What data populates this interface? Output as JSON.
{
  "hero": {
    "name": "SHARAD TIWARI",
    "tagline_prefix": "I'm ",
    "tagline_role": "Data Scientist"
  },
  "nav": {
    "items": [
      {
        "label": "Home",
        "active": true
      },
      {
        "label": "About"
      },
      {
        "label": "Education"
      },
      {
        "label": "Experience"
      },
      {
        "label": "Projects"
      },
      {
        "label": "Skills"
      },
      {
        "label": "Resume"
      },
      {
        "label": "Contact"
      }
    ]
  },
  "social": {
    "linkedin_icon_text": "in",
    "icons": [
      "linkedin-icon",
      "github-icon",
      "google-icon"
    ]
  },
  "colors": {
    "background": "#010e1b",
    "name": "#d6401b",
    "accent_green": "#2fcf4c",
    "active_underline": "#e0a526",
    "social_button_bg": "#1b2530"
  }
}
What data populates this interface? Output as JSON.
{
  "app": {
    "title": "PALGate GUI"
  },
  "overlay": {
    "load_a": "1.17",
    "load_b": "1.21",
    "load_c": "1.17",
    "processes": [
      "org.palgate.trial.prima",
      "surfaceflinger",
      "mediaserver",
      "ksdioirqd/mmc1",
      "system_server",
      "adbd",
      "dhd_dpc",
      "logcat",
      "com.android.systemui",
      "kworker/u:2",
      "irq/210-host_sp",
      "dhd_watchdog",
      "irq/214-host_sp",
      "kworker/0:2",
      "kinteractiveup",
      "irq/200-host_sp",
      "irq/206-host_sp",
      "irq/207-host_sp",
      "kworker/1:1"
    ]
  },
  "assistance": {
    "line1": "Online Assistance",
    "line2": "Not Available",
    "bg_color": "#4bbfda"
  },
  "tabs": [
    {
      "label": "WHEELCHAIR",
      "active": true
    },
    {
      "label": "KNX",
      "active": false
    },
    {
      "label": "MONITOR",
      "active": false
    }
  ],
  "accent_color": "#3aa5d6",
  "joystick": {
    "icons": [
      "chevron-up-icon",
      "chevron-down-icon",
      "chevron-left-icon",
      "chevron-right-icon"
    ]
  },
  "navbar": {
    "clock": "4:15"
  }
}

GIVEN REQUEST
Send back all of the entries exactly, with nothing missing.

TASK SOLUTION
What data populates this interface? Output as JSON.
{
  "hero": {
    "name": "SHARAD TIWARI",
    "tagline_prefix": "I'm ",
    "tagline_role": "Data Scientist"
  },
  "nav": {
    "items": [
      {
        "label": "Home",
        "active": true
      },
      {
        "label": "About"
      },
      {
        "label": "Education"
      },
      {
        "label": "Experience"
      },
      {
        "label": "Projects"
      },
      {
        "label": "Skills"
      },
      {
        "label": "Resume"
      },
      {
        "label": "Contact"
      }
    ]
  },
  "social": {
    "linkedin_icon_text": "in",
    "icons": [
      "linkedin-icon",
      "github-icon",
      "google-icon"
    ]
  },
  "colors": {
    "background": "#010e1b",
    "name": "#d6401b",
    "accent_green": "#2fcf4c",
    "active_underline": "#e0a526",
    "social_button_bg": "#1b2530"
  }
}
What data populates this interface? Output as JSON.
{
  "app": {
    "title": "PALGate GUI"
  },
  "overlay": {
    "load_a": "1.17",
    "load_b": "1.21",
    "load_c": "1.17",
    "processes": [
      "org.palgate.trial.prima",
      "surfaceflinger",
      "mediaserver",
      "ksdioirqd/mmc1",
      "system_server",
      "adbd",
      "dhd_dpc",
      "logcat",
      "com.android.systemui",
      "kworker/u:2",
      "irq/210-host_sp",
      "dhd_watchdog",
      "irq/214-host_sp",
      "kworker/0:2",
      "kinteractiveup",
      "irq/200-host_sp",
      "irq/206-host_sp",
      "irq/207-host_sp",
      "kworker/1:1"
    ]
  },
  "assistance": {
    "line1": "Online Assistance",
    "line2": "Not Available",
    "bg_color": "#4bbfda"
  },
  "tabs": [
    {
      "label": "WHEELCHAIR",
      "active": true
    },
    {
      "label": "KNX",
      "active": false
    },
    {
      "label": "MONITOR",
      "active": false
    }
  ],
  "accent_color": "#3aa5d6",
  "joystick": {
    "icons": [
      "chevron-up-icon",
      "chevron-down-icon",
      "chevron-left-icon",
      "chevron-right-icon"
    ]
  },
  "navbar": {
    "clock": "4:15"
  }
}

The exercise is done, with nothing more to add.